INFORMATION SHOWN =

(begin)

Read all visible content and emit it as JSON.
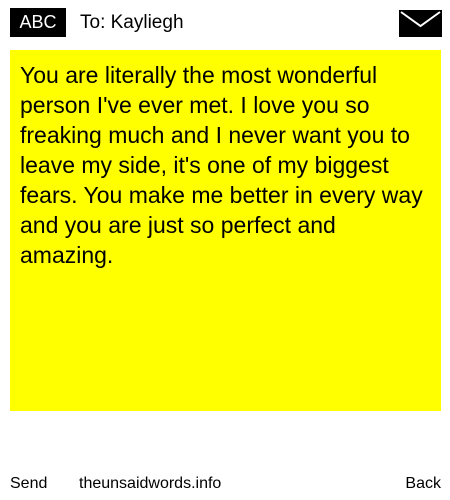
{
  "header": {
    "badge_label": "ABC",
    "to_label": "To: Kayliegh",
    "envelope_icon": "envelope-icon"
  },
  "message": {
    "text": "You are literally the most wonderful person I've ever met. I love you so freaking much and I never want you to leave my side, it's one of my biggest fears. You make me better in every way and you are just so perfect and amazing.",
    "background_color": "#ffff00"
  },
  "footer": {
    "send_label": "Send",
    "site_label": "theunsaidwords.info",
    "back_label": "Back"
  }
}
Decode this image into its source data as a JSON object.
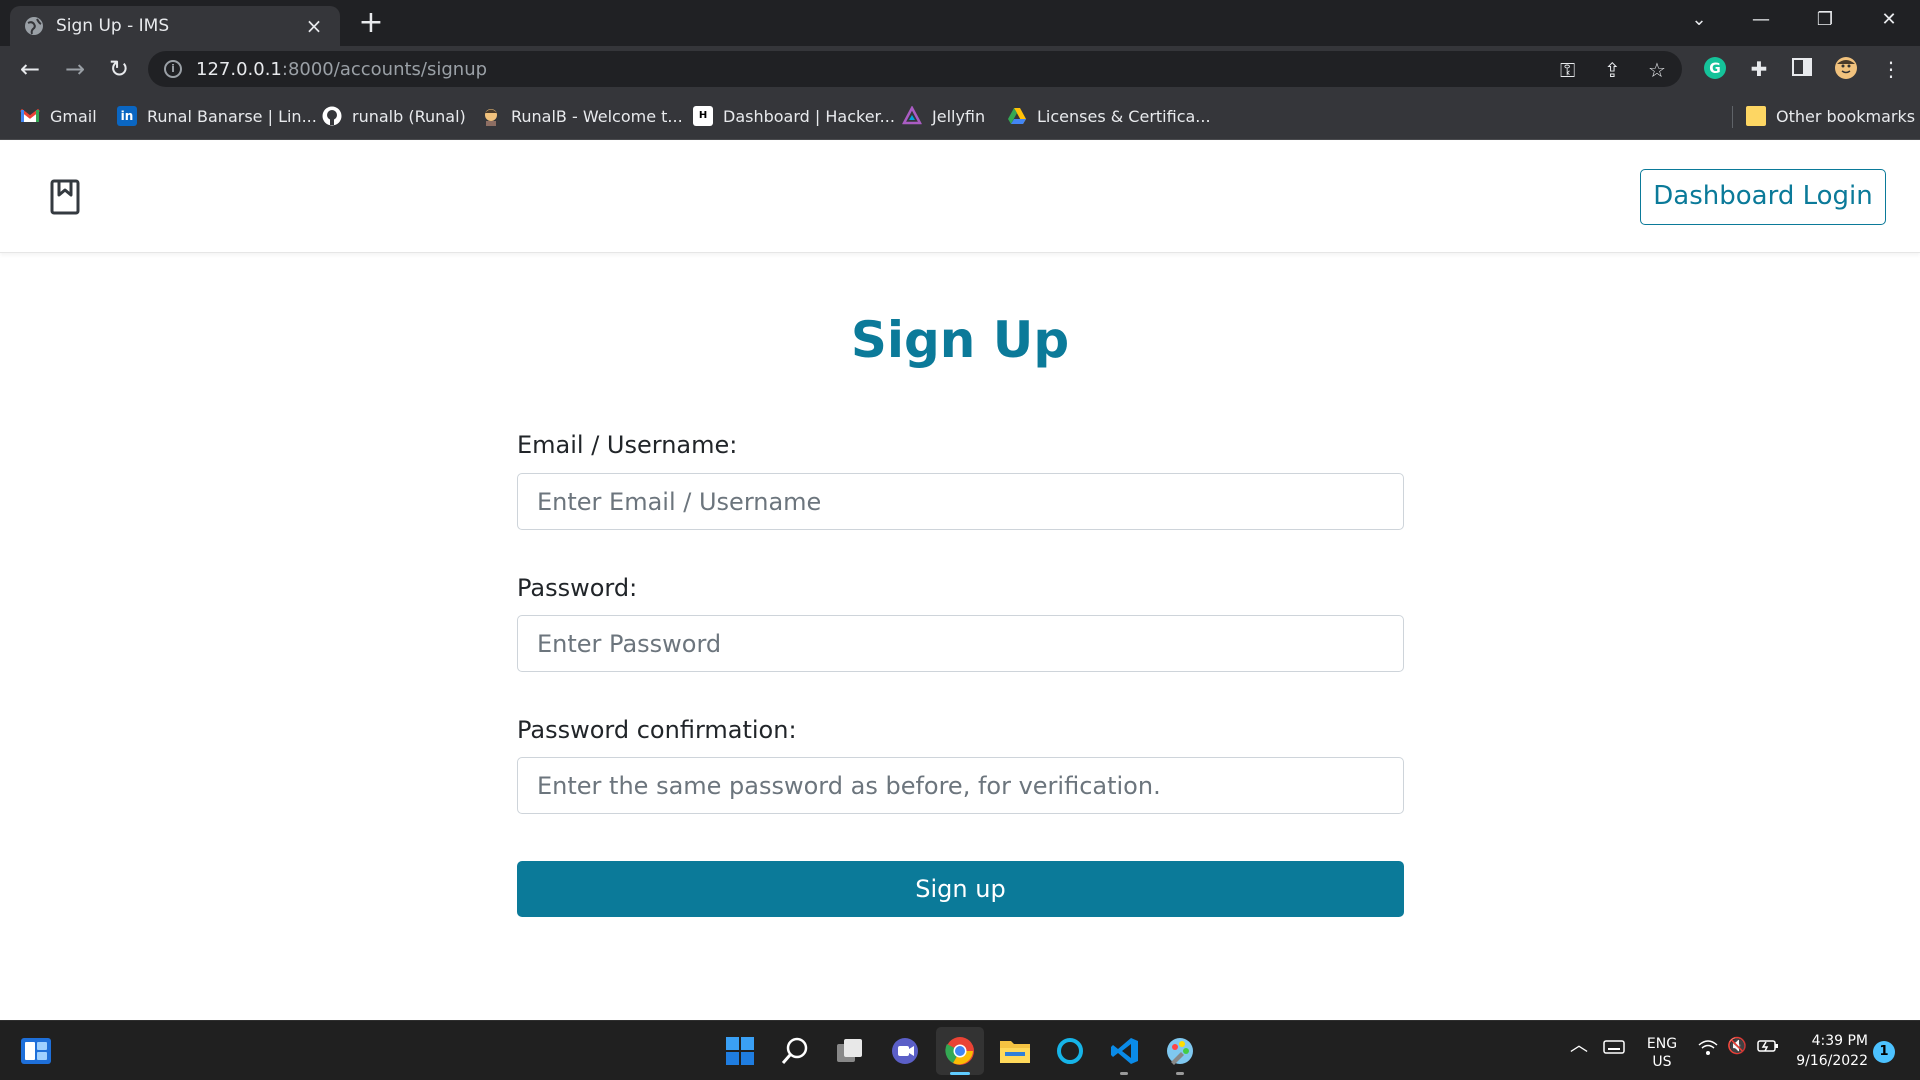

(end)

Your task is an exact transcription of all the data, minus the pictures.

WORKED ANSWER =
Read all visible content and emit it as JSON.
{
  "header": {
    "badge_label": "ABC",
    "to_label": "To: Kayliegh",
    "envelope_icon": "envelope-icon"
  },
  "message": {
    "text": "You are literally the most wonderful person I've ever met. I love you so freaking much and I never want you to leave my side, it's one of my biggest fears. You make me better in every way and you are just so perfect and amazing.",
    "background_color": "#ffff00"
  },
  "footer": {
    "send_label": "Send",
    "site_label": "theunsaidwords.info",
    "back_label": "Back"
  }
}
Decode this image into its source data as a JSON object.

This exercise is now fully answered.